▸ Problem description
Below are the records. Count the lines containing the string "Starknet", and reply with the number alone.

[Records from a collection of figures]

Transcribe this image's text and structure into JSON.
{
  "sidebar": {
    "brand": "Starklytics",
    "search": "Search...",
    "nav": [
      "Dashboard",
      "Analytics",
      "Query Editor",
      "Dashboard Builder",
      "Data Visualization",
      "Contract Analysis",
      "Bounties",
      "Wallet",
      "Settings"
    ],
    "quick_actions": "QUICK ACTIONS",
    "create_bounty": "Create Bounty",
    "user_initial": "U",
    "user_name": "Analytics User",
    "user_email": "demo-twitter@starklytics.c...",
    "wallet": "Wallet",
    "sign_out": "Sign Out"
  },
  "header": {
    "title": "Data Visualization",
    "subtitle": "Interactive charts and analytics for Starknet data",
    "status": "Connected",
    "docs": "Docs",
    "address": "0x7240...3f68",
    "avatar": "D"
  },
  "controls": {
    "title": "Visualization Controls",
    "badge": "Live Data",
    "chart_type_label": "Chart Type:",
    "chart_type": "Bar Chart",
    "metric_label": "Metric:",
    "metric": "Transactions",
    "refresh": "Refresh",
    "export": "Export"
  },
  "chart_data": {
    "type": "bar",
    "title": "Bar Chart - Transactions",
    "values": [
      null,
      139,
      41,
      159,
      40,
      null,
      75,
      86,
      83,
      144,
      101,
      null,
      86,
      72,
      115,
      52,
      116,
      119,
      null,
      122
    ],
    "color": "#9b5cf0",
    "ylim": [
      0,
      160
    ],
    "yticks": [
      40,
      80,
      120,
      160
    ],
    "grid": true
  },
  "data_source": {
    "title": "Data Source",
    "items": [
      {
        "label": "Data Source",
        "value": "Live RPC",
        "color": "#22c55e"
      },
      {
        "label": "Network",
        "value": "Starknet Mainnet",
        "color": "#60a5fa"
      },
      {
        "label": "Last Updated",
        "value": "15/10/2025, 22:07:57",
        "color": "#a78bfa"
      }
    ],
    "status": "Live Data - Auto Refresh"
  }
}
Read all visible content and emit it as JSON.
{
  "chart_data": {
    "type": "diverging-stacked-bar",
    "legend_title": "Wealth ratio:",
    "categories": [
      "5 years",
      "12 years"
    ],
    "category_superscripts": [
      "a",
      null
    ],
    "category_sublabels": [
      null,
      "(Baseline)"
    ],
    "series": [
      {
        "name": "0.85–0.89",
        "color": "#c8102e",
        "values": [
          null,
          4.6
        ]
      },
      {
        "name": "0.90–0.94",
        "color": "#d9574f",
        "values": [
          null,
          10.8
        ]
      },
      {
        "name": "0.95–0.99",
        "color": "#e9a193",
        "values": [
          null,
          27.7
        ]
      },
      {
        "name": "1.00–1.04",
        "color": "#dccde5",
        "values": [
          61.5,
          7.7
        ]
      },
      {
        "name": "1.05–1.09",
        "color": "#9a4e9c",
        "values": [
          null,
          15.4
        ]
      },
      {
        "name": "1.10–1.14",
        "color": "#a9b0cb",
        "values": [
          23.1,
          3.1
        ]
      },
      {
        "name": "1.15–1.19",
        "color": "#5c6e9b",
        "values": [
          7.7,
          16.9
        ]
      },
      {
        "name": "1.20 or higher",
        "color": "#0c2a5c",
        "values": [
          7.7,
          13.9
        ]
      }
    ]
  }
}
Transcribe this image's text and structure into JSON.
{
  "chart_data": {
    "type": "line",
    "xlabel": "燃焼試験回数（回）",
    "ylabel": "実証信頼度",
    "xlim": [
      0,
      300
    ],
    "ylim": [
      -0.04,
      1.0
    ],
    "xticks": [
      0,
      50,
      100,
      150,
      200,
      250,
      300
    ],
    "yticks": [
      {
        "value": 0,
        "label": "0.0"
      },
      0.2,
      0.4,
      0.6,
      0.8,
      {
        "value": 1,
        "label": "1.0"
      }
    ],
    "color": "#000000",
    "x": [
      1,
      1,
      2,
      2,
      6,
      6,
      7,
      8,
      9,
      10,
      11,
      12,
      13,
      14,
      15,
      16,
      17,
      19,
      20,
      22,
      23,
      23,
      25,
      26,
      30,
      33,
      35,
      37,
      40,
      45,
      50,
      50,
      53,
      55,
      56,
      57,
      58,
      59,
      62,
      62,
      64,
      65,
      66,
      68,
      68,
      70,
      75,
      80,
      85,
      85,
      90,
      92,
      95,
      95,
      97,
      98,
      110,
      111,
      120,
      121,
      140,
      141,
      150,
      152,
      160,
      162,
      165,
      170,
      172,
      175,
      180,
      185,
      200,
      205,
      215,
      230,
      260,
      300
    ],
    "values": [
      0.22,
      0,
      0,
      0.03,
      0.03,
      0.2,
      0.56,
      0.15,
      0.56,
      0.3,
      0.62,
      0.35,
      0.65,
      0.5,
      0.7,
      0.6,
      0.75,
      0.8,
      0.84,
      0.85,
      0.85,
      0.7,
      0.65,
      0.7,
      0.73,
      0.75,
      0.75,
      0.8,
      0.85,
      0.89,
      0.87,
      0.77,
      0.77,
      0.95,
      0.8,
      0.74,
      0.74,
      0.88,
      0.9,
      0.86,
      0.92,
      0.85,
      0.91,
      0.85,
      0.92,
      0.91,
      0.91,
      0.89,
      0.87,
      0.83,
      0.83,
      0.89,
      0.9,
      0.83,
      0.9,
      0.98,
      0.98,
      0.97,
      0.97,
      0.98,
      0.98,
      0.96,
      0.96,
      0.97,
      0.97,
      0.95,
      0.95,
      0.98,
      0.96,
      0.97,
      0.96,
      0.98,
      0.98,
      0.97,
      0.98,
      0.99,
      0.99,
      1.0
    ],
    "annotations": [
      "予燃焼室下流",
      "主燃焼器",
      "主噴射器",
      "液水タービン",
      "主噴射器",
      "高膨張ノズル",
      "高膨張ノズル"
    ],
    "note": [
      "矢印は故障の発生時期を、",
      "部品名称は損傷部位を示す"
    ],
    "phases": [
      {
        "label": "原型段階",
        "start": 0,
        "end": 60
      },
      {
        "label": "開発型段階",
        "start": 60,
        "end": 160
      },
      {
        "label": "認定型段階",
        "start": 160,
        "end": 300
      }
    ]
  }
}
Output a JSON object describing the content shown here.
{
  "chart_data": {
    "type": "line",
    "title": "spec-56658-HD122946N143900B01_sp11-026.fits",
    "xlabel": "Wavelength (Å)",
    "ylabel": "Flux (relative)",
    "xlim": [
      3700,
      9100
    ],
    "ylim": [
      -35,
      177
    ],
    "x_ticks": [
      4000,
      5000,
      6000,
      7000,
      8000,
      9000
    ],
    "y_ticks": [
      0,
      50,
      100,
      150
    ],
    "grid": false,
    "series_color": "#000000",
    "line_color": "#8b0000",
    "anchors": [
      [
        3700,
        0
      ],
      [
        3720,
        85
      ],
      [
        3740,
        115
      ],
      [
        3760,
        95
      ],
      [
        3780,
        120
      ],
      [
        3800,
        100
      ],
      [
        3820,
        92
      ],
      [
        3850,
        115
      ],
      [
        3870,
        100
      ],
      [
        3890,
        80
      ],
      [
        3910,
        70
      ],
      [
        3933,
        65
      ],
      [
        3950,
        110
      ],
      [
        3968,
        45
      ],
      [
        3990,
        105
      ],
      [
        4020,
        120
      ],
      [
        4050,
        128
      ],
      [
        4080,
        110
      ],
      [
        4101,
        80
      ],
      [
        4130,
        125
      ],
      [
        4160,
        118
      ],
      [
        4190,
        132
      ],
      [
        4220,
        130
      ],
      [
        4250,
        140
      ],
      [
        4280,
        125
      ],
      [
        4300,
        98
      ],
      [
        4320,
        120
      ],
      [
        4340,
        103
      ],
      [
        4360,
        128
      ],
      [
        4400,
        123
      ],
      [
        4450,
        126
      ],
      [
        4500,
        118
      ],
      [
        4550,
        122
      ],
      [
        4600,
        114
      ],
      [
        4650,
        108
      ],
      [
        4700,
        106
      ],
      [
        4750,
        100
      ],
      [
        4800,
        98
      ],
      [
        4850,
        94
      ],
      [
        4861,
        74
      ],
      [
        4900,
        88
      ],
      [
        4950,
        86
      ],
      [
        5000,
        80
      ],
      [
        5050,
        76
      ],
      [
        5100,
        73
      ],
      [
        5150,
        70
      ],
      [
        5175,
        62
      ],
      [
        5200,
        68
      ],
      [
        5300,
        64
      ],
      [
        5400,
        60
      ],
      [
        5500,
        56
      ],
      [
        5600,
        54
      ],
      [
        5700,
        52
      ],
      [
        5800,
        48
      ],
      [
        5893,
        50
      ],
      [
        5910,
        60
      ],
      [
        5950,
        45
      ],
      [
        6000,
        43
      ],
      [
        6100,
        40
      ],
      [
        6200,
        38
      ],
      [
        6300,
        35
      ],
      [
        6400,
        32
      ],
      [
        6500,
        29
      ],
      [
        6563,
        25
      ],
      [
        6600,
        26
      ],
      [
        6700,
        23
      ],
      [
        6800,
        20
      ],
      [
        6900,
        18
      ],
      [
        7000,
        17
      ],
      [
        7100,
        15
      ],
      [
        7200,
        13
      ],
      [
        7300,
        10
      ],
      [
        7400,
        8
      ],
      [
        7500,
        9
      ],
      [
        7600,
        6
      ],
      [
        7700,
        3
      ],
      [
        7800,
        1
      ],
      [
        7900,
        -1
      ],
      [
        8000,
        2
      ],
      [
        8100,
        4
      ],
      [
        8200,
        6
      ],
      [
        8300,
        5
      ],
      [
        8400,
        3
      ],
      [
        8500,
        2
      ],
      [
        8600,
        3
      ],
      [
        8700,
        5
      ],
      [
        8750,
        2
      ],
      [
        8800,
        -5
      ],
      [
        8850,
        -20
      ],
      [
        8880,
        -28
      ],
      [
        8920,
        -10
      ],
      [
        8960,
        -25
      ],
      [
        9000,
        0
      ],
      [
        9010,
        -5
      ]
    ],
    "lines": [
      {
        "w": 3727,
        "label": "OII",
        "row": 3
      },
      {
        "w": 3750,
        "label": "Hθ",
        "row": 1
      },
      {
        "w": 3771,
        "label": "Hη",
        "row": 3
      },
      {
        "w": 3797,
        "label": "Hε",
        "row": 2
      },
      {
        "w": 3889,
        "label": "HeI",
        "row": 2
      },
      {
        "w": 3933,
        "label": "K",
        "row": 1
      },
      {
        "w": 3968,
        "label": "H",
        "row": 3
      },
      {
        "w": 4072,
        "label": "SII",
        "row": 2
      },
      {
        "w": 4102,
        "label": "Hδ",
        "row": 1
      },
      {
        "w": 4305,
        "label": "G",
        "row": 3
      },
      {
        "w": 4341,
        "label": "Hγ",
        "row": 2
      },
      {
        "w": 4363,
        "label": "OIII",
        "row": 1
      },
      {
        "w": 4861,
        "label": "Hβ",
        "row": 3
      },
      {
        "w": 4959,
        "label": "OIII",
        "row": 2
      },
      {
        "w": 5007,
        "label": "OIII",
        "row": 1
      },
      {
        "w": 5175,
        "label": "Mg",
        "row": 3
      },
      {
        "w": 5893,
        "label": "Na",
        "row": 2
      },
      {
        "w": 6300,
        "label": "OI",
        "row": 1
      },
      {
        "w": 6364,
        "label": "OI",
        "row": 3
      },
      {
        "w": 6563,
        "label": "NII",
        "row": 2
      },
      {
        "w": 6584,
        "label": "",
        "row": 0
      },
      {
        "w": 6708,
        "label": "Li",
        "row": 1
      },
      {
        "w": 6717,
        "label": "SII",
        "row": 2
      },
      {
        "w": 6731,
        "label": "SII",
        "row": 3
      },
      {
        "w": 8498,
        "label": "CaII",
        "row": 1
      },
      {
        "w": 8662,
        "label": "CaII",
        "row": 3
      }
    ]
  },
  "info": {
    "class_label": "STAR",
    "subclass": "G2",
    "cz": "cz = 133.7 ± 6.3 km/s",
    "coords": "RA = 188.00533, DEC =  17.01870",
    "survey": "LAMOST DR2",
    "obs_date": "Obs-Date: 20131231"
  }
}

▸ Solution for this problem
2